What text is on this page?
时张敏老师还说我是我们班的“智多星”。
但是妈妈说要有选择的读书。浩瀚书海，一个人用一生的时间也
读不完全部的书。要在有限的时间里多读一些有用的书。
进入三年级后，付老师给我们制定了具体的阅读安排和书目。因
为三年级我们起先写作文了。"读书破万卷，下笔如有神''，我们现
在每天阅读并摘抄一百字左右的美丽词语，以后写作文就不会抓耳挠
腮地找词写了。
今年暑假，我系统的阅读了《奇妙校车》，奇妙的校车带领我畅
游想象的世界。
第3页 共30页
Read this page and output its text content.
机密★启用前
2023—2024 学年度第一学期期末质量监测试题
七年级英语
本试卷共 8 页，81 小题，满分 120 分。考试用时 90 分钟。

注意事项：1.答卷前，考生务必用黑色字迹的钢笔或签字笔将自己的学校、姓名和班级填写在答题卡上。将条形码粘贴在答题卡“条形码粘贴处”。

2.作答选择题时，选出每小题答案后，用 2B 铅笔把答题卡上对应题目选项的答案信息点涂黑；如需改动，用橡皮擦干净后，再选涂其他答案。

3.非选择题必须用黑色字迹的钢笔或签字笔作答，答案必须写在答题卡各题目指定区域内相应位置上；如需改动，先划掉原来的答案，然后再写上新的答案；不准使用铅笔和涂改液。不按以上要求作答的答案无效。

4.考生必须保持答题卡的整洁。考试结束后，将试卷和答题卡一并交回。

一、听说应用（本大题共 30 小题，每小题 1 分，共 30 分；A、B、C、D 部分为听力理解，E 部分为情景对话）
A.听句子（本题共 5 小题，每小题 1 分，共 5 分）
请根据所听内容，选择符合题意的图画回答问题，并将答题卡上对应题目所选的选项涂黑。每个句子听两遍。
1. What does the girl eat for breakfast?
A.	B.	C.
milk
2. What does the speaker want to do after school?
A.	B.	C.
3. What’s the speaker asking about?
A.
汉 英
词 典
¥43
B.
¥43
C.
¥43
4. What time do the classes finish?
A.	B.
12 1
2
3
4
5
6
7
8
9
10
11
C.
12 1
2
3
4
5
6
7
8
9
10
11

## [WORK INSTRUCTIONS]
Give back exactly the lines that run from the line with "Read this page and output its text content." through the close of the material, counting both ends, and nothing more.

## [ANSWER TO THE PROBLEM]
Read this page and output its text content.
机密★启用前
2023—2024 学年度第一学期期末质量监测试题
七年级英语
本试卷共 8 页，81 小题，满分 120 分。考试用时 90 分钟。

注意事项：1.答卷前，考生务必用黑色字迹的钢笔或签字笔将自己的学校、姓名和班级填写在答题卡上。将条形码粘贴在答题卡“条形码粘贴处”。

2.作答选择题时，选出每小题答案后，用 2B 铅笔把答题卡上对应题目选项的答案信息点涂黑；如需改动，用橡皮擦干净后，再选涂其他答案。

3.非选择题必须用黑色字迹的钢笔或签字笔作答，答案必须写在答题卡各题目指定区域内相应位置上；如需改动，先划掉原来的答案，然后再写上新的答案；不准使用铅笔和涂改液。不按以上要求作答的答案无效。

4.考生必须保持答题卡的整洁。考试结束后，将试卷和答题卡一并交回。

一、听说应用（本大题共 30 小题，每小题 1 分，共 30 分；A、B、C、D 部分为听力理解，E 部分为情景对话）
A.听句子（本题共 5 小题，每小题 1 分，共 5 分）
请根据所听内容，选择符合题意的图画回答问题，并将答题卡上对应题目所选的选项涂黑。每个句子听两遍。
1. What does the girl eat for breakfast?
A.	B.	C.
milk
2. What does the speaker want to do after school?
A.	B.	C.
3. What’s the speaker asking about?
A.
汉 英
词 典
¥43
B.
¥43
C.
¥43
4. What time do the classes finish?
A.	B.
12 1
2
3
4
5
6
7
8
9
10
11
C.
12 1
2
3
4
5
6
7
8
9
10
11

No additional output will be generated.